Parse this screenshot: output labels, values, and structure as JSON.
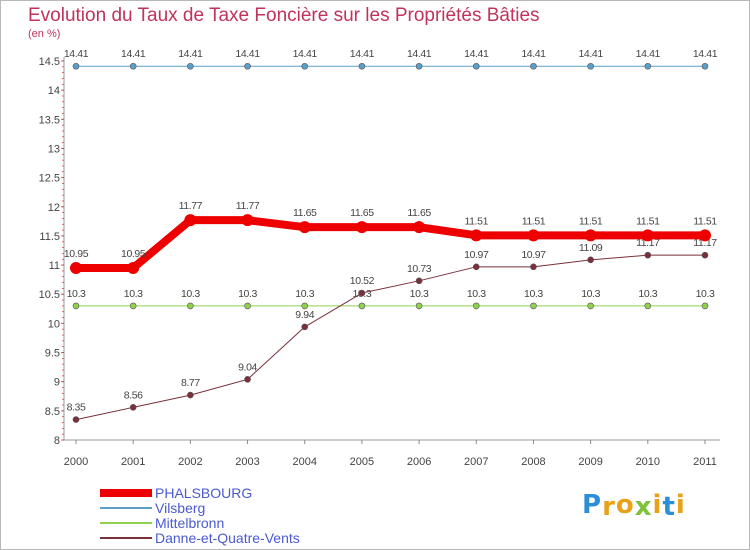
{
  "chart_data": {
    "type": "line",
    "title": "Evolution du Taux de Taxe Foncière sur les Propriétés Bâties",
    "ylabel": "(en %)",
    "xlabel": "",
    "ylim": [
      8,
      14.5
    ],
    "yticks": [
      "8",
      "8.5",
      "9",
      "9.5",
      "10",
      "10.5",
      "11",
      "11.5",
      "12",
      "12.5",
      "13",
      "13.5",
      "14",
      "14.5"
    ],
    "x": [
      "2000",
      "2001",
      "2002",
      "2003",
      "2004",
      "2005",
      "2006",
      "2007",
      "2008",
      "2009",
      "2010",
      "2011"
    ],
    "series": [
      {
        "name": "Vilsberg",
        "color": "#5b9ec9",
        "width": 1,
        "marker": 3,
        "values": [
          14.41,
          14.41,
          14.41,
          14.41,
          14.41,
          14.41,
          14.41,
          14.41,
          14.41,
          14.41,
          14.41,
          14.41
        ],
        "labels": [
          "14.41",
          "14.41",
          "14.41",
          "14.41",
          "14.41",
          "14.41",
          "14.41",
          "14.41",
          "14.41",
          "14.41",
          "14.41",
          "14.41"
        ]
      },
      {
        "name": "Mittelbronn",
        "color": "#8fd14f",
        "width": 1,
        "marker": 3,
        "values": [
          10.3,
          10.3,
          10.3,
          10.3,
          10.3,
          10.3,
          10.3,
          10.3,
          10.3,
          10.3,
          10.3,
          10.3
        ],
        "labels": [
          "10.3",
          "10.3",
          "10.3",
          "10.3",
          "10.3",
          "10.3",
          "10.3",
          "10.3",
          "10.3",
          "10.3",
          "10.3",
          "10.3"
        ]
      },
      {
        "name": "Danne-et-Quatre-Vents",
        "color": "#7a2f3a",
        "width": 1,
        "marker": 3,
        "values": [
          8.35,
          8.56,
          8.77,
          9.04,
          9.94,
          10.52,
          10.73,
          10.97,
          10.97,
          11.09,
          11.17,
          11.17
        ],
        "labels": [
          "8.35",
          "8.56",
          "8.77",
          "9.04",
          "9.94",
          "10.52",
          "10.73",
          "10.97",
          "10.97",
          "11.09",
          "11.17",
          "11.17"
        ]
      },
      {
        "name": "PHALSBOURG",
        "color": "#ee0000",
        "width": 8,
        "marker": 6,
        "values": [
          10.95,
          10.95,
          11.77,
          11.77,
          11.65,
          11.65,
          11.65,
          11.51,
          11.51,
          11.51,
          11.51,
          11.51
        ],
        "labels": [
          "10.95",
          "10.95",
          "11.77",
          "11.77",
          "11.65",
          "11.65",
          "11.65",
          "11.51",
          "11.51",
          "11.51",
          "11.51",
          "11.51"
        ]
      }
    ],
    "legend": {
      "position": "bottom-left",
      "entries": [
        {
          "name": "PHALSBOURG",
          "color": "#ee0000",
          "thickness": 8
        },
        {
          "name": "Vilsberg",
          "color": "#5b9ec9",
          "thickness": 2
        },
        {
          "name": "Mittelbronn",
          "color": "#8fd14f",
          "thickness": 2
        },
        {
          "name": "Danne-et-Quatre-Vents",
          "color": "#7a2f3a",
          "thickness": 2
        }
      ]
    }
  },
  "logo": {
    "text": "Proxiti",
    "letters": [
      {
        "ch": "P",
        "color": "#2b8fd8"
      },
      {
        "ch": "r",
        "color": "#e8a21a"
      },
      {
        "ch": "o",
        "color": "#e8a21a"
      },
      {
        "ch": "x",
        "color": "#7cc23a"
      },
      {
        "ch": "i",
        "color": "#e8a21a"
      },
      {
        "ch": "t",
        "color": "#2b8fd8"
      },
      {
        "ch": "i",
        "color": "#e8a21a"
      }
    ]
  }
}
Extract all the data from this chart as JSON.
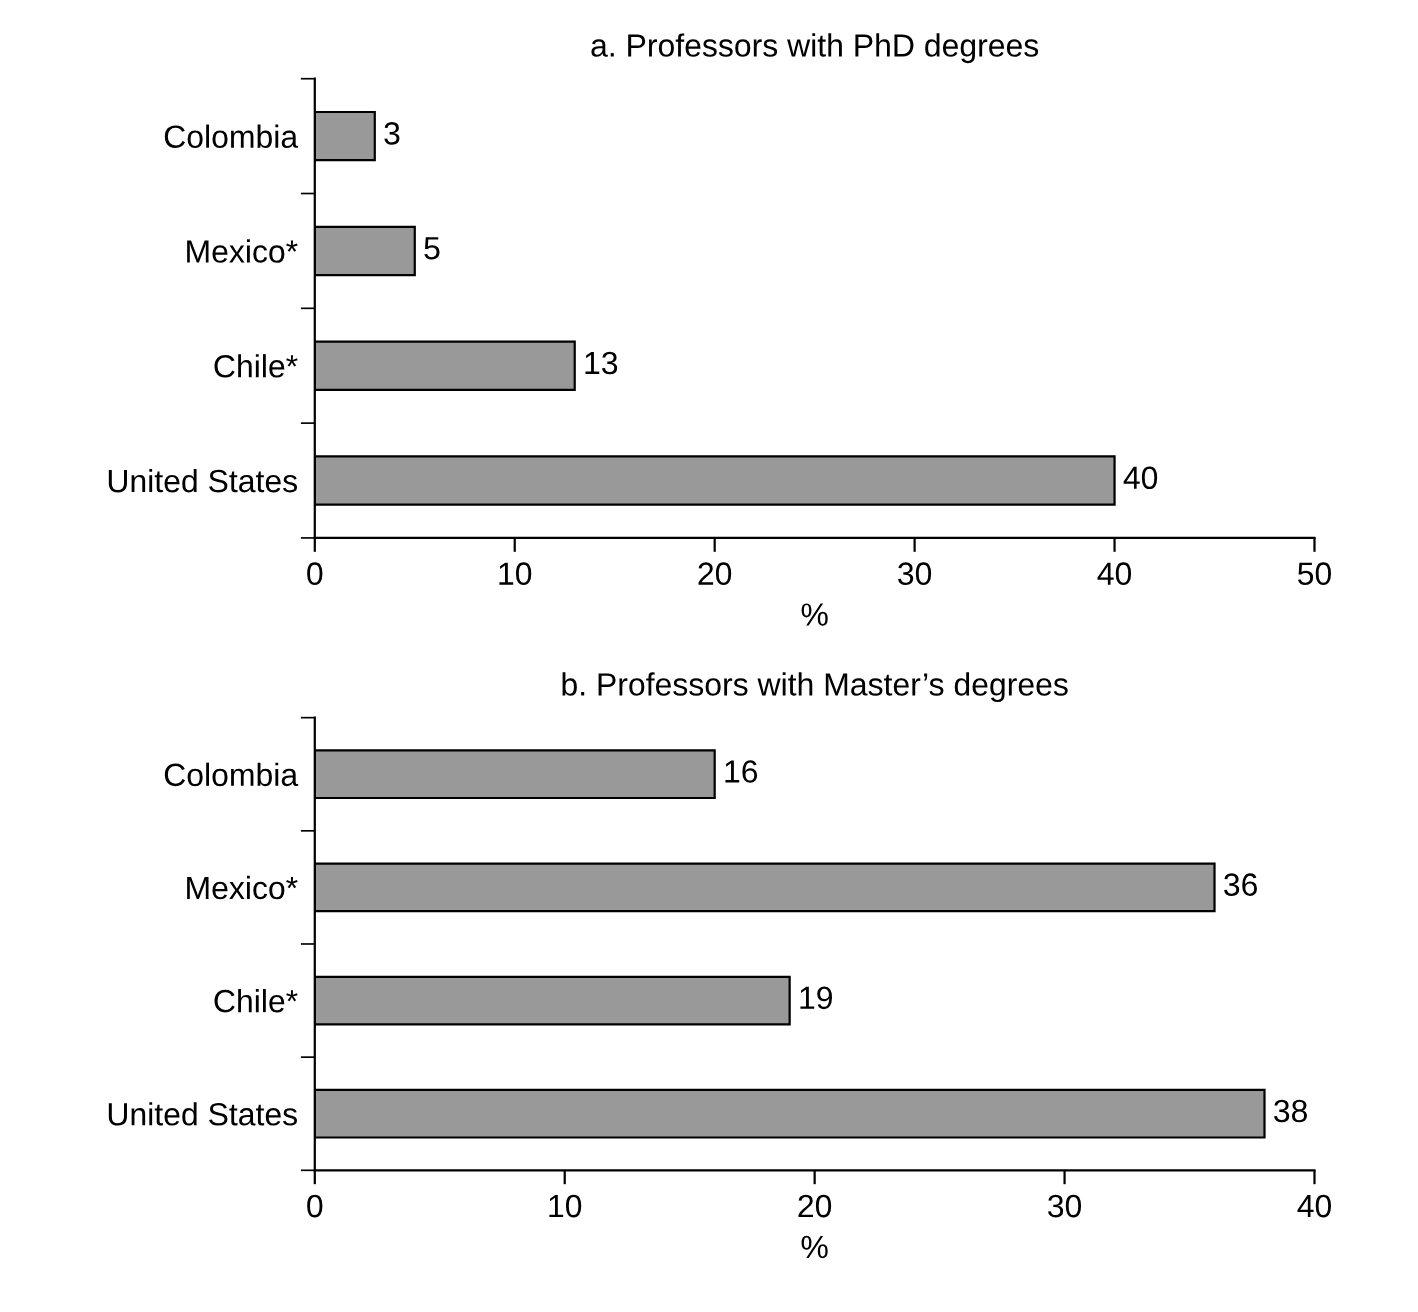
{
  "chart_data": [
    {
      "type": "bar",
      "orientation": "horizontal",
      "title": "a. Professors with PhD degrees",
      "xlabel": "%",
      "categories": [
        "Colombia",
        "Mexico*",
        "Chile*",
        "United States"
      ],
      "values": [
        3,
        5,
        13,
        40
      ],
      "color": "#999999",
      "xlim": [
        0,
        50
      ],
      "xticks": [
        0,
        10,
        20,
        30,
        40,
        50
      ],
      "data_labels": true
    },
    {
      "type": "bar",
      "orientation": "horizontal",
      "title": "b. Professors with Master’s degrees",
      "xlabel": "%",
      "categories": [
        "Colombia",
        "Mexico*",
        "Chile*",
        "United States"
      ],
      "values": [
        16,
        36,
        19,
        38
      ],
      "color": "#999999",
      "xlim": [
        0,
        40
      ],
      "xticks": [
        0,
        10,
        20,
        30,
        40
      ],
      "data_labels": true
    }
  ]
}
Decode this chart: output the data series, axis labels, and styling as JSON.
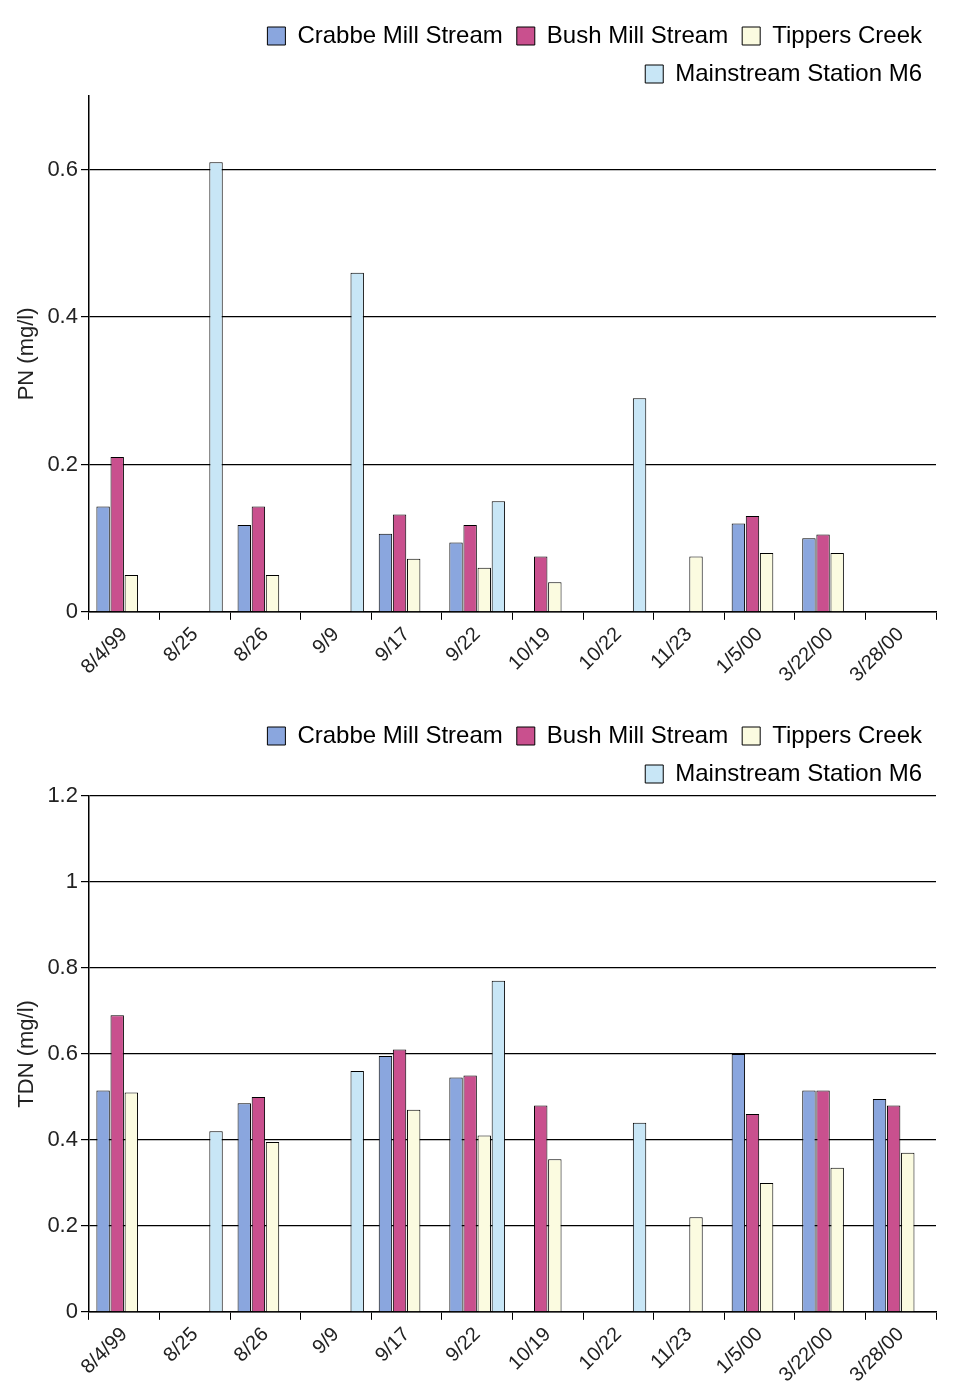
{
  "chart_data": [
    {
      "type": "bar",
      "ylabel": "PN (mg/l)",
      "categories": [
        "8/4/99",
        "8/25",
        "8/26",
        "9/9",
        "9/17",
        "9/22",
        "10/19",
        "10/22",
        "11/23",
        "1/5/00",
        "3/22/00",
        "3/28/00"
      ],
      "series": [
        {
          "name": "Crabbe Mill Stream",
          "color": "#8aa6de",
          "values": [
            0.143,
            null,
            0.118,
            null,
            0.106,
            0.094,
            null,
            null,
            null,
            0.12,
            0.1,
            null
          ]
        },
        {
          "name": "Bush Mill Stream",
          "color": "#c9508e",
          "values": [
            0.21,
            null,
            0.143,
            null,
            0.132,
            0.118,
            0.075,
            null,
            null,
            0.13,
            0.105,
            null
          ]
        },
        {
          "name": "Tippers Creek",
          "color": "#fbfbe0",
          "values": [
            0.05,
            null,
            0.05,
            null,
            0.072,
            0.06,
            0.04,
            null,
            0.075,
            0.08,
            0.08,
            null
          ]
        },
        {
          "name": "Mainstream Station M6",
          "color": "#c8e6f6",
          "values": [
            null,
            0.61,
            null,
            0.46,
            null,
            0.15,
            null,
            0.29,
            null,
            null,
            null,
            null
          ]
        }
      ],
      "ylim": [
        0,
        0.7
      ],
      "yticks": [
        0,
        0.2,
        0.4,
        0.6
      ],
      "grid": "y",
      "legend": "top right"
    },
    {
      "type": "bar",
      "ylabel": "TDN (mg/l)",
      "categories": [
        "8/4/99",
        "8/25",
        "8/26",
        "9/9",
        "9/17",
        "9/22",
        "10/19",
        "10/22",
        "11/23",
        "1/5/00",
        "3/22/00",
        "3/28/00"
      ],
      "series": [
        {
          "name": "Crabbe Mill Stream",
          "color": "#8aa6de",
          "values": [
            0.515,
            null,
            0.485,
            null,
            0.595,
            0.545,
            null,
            null,
            null,
            0.6,
            0.515,
            0.495
          ]
        },
        {
          "name": "Bush Mill Stream",
          "color": "#c9508e",
          "values": [
            0.69,
            null,
            0.5,
            null,
            0.61,
            0.55,
            0.48,
            null,
            null,
            0.46,
            0.515,
            0.48
          ]
        },
        {
          "name": "Tippers Creek",
          "color": "#fbfbe0",
          "values": [
            0.51,
            null,
            0.395,
            null,
            0.47,
            0.41,
            0.355,
            null,
            0.22,
            0.3,
            0.335,
            0.37
          ]
        },
        {
          "name": "Mainstream Station M6",
          "color": "#c8e6f6",
          "values": [
            null,
            0.42,
            null,
            0.56,
            null,
            0.77,
            null,
            0.44,
            null,
            null,
            null,
            null
          ]
        }
      ],
      "ylim": [
        0,
        1.2
      ],
      "yticks": [
        0,
        0.2,
        0.4,
        0.6,
        0.8,
        1,
        1.2
      ],
      "grid": "y",
      "legend": "top right"
    }
  ]
}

> _Stated goal_: Using the material above, set down every line exactly, but skip the pictures.

> _The result_:
Parse this screenshot: output labels, values, and structure as JSON.
{
  "chart_data": {
    "type": "line",
    "title": "Evolution du Taux de Taxe Foncière sur les Propriétés Bâties",
    "ylabel": "(en %)",
    "xlabel": "",
    "ylim": [
      8,
      14.5
    ],
    "yticks": [
      "8",
      "8.5",
      "9",
      "9.5",
      "10",
      "10.5",
      "11",
      "11.5",
      "12",
      "12.5",
      "13",
      "13.5",
      "14",
      "14.5"
    ],
    "x": [
      "2000",
      "2001",
      "2002",
      "2003",
      "2004",
      "2005",
      "2006",
      "2007",
      "2008",
      "2009",
      "2010",
      "2011"
    ],
    "series": [
      {
        "name": "Vilsberg",
        "color": "#5b9ec9",
        "width": 1,
        "marker": 3,
        "values": [
          14.41,
          14.41,
          14.41,
          14.41,
          14.41,
          14.41,
          14.41,
          14.41,
          14.41,
          14.41,
          14.41,
          14.41
        ],
        "labels": [
          "14.41",
          "14.41",
          "14.41",
          "14.41",
          "14.41",
          "14.41",
          "14.41",
          "14.41",
          "14.41",
          "14.41",
          "14.41",
          "14.41"
        ]
      },
      {
        "name": "Mittelbronn",
        "color": "#8fd14f",
        "width": 1,
        "marker": 3,
        "values": [
          10.3,
          10.3,
          10.3,
          10.3,
          10.3,
          10.3,
          10.3,
          10.3,
          10.3,
          10.3,
          10.3,
          10.3
        ],
        "labels": [
          "10.3",
          "10.3",
          "10.3",
          "10.3",
          "10.3",
          "10.3",
          "10.3",
          "10.3",
          "10.3",
          "10.3",
          "10.3",
          "10.3"
        ]
      },
      {
        "name": "Danne-et-Quatre-Vents",
        "color": "#7a2f3a",
        "width": 1,
        "marker": 3,
        "values": [
          8.35,
          8.56,
          8.77,
          9.04,
          9.94,
          10.52,
          10.73,
          10.97,
          10.97,
          11.09,
          11.17,
          11.17
        ],
        "labels": [
          "8.35",
          "8.56",
          "8.77",
          "9.04",
          "9.94",
          "10.52",
          "10.73",
          "10.97",
          "10.97",
          "11.09",
          "11.17",
          "11.17"
        ]
      },
      {
        "name": "PHALSBOURG",
        "color": "#ee0000",
        "width": 8,
        "marker": 6,
        "values": [
          10.95,
          10.95,
          11.77,
          11.77,
          11.65,
          11.65,
          11.65,
          11.51,
          11.51,
          11.51,
          11.51,
          11.51
        ],
        "labels": [
          "10.95",
          "10.95",
          "11.77",
          "11.77",
          "11.65",
          "11.65",
          "11.65",
          "11.51",
          "11.51",
          "11.51",
          "11.51",
          "11.51"
        ]
      }
    ],
    "legend": {
      "position": "bottom-left",
      "entries": [
        {
          "name": "PHALSBOURG",
          "color": "#ee0000",
          "thickness": 8
        },
        {
          "name": "Vilsberg",
          "color": "#5b9ec9",
          "thickness": 2
        },
        {
          "name": "Mittelbronn",
          "color": "#8fd14f",
          "thickness": 2
        },
        {
          "name": "Danne-et-Quatre-Vents",
          "color": "#7a2f3a",
          "thickness": 2
        }
      ]
    }
  },
  "logo": {
    "text": "Proxiti",
    "letters": [
      {
        "ch": "P",
        "color": "#2b8fd8"
      },
      {
        "ch": "r",
        "color": "#e8a21a"
      },
      {
        "ch": "o",
        "color": "#e8a21a"
      },
      {
        "ch": "x",
        "color": "#7cc23a"
      },
      {
        "ch": "i",
        "color": "#e8a21a"
      },
      {
        "ch": "t",
        "color": "#2b8fd8"
      },
      {
        "ch": "i",
        "color": "#e8a21a"
      }
    ]
  }
}
Extract all the data from this chart as JSON.
{
  "chart_data": [
    {
      "type": "bar",
      "orientation": "horizontal",
      "title": "a. Professors with PhD degrees",
      "xlabel": "%",
      "categories": [
        "Colombia",
        "Mexico*",
        "Chile*",
        "United States"
      ],
      "values": [
        3,
        5,
        13,
        40
      ],
      "color": "#999999",
      "xlim": [
        0,
        50
      ],
      "xticks": [
        0,
        10,
        20,
        30,
        40,
        50
      ],
      "data_labels": true
    },
    {
      "type": "bar",
      "orientation": "horizontal",
      "title": "b. Professors with Master’s degrees",
      "xlabel": "%",
      "categories": [
        "Colombia",
        "Mexico*",
        "Chile*",
        "United States"
      ],
      "values": [
        16,
        36,
        19,
        38
      ],
      "color": "#999999",
      "xlim": [
        0,
        40
      ],
      "xticks": [
        0,
        10,
        20,
        30,
        40
      ],
      "data_labels": true
    }
  ]
}
Decode this chart: output the data series, axis labels, and styling as JSON.
{
  "chart_data": [
    {
      "type": "bar",
      "ylabel": "PN (mg/l)",
      "categories": [
        "8/4/99",
        "8/25",
        "8/26",
        "9/9",
        "9/17",
        "9/22",
        "10/19",
        "10/22",
        "11/23",
        "1/5/00",
        "3/22/00",
        "3/28/00"
      ],
      "series": [
        {
          "name": "Crabbe Mill Stream",
          "color": "#8aa6de",
          "values": [
            0.143,
            null,
            0.118,
            null,
            0.106,
            0.094,
            null,
            null,
            null,
            0.12,
            0.1,
            null
          ]
        },
        {
          "name": "Bush Mill Stream",
          "color": "#c9508e",
          "values": [
            0.21,
            null,
            0.143,
            null,
            0.132,
            0.118,
            0.075,
            null,
            null,
            0.13,
            0.105,
            null
          ]
        },
        {
          "name": "Tippers Creek",
          "color": "#fbfbe0",
          "values": [
            0.05,
            null,
            0.05,
            null,
            0.072,
            0.06,
            0.04,
            null,
            0.075,
            0.08,
            0.08,
            null
          ]
        },
        {
          "name": "Mainstream Station M6",
          "color": "#c8e6f6",
          "values": [
            null,
            0.61,
            null,
            0.46,
            null,
            0.15,
            null,
            0.29,
            null,
            null,
            null,
            null
          ]
        }
      ],
      "ylim": [
        0,
        0.7
      ],
      "yticks": [
        0,
        0.2,
        0.4,
        0.6
      ],
      "grid": "y",
      "legend": "top right"
    },
    {
      "type": "bar",
      "ylabel": "TDN (mg/l)",
      "categories": [
        "8/4/99",
        "8/25",
        "8/26",
        "9/9",
        "9/17",
        "9/22",
        "10/19",
        "10/22",
        "11/23",
        "1/5/00",
        "3/22/00",
        "3/28/00"
      ],
      "series": [
        {
          "name": "Crabbe Mill Stream",
          "color": "#8aa6de",
          "values": [
            0.515,
            null,
            0.485,
            null,
            0.595,
            0.545,
            null,
            null,
            null,
            0.6,
            0.515,
            0.495
          ]
        },
        {
          "name": "Bush Mill Stream",
          "color": "#c9508e",
          "values": [
            0.69,
            null,
            0.5,
            null,
            0.61,
            0.55,
            0.48,
            null,
            null,
            0.46,
            0.515,
            0.48
          ]
        },
        {
          "name": "Tippers Creek",
          "color": "#fbfbe0",
          "values": [
            0.51,
            null,
            0.395,
            null,
            0.47,
            0.41,
            0.355,
            null,
            0.22,
            0.3,
            0.335,
            0.37
          ]
        },
        {
          "name": "Mainstream Station M6",
          "color": "#c8e6f6",
          "values": [
            null,
            0.42,
            null,
            0.56,
            null,
            0.77,
            null,
            0.44,
            null,
            null,
            null,
            null
          ]
        }
      ],
      "ylim": [
        0,
        1.2
      ],
      "yticks": [
        0,
        0.2,
        0.4,
        0.6,
        0.8,
        1,
        1.2
      ],
      "grid": "y",
      "legend": "top right"
    }
  ]
}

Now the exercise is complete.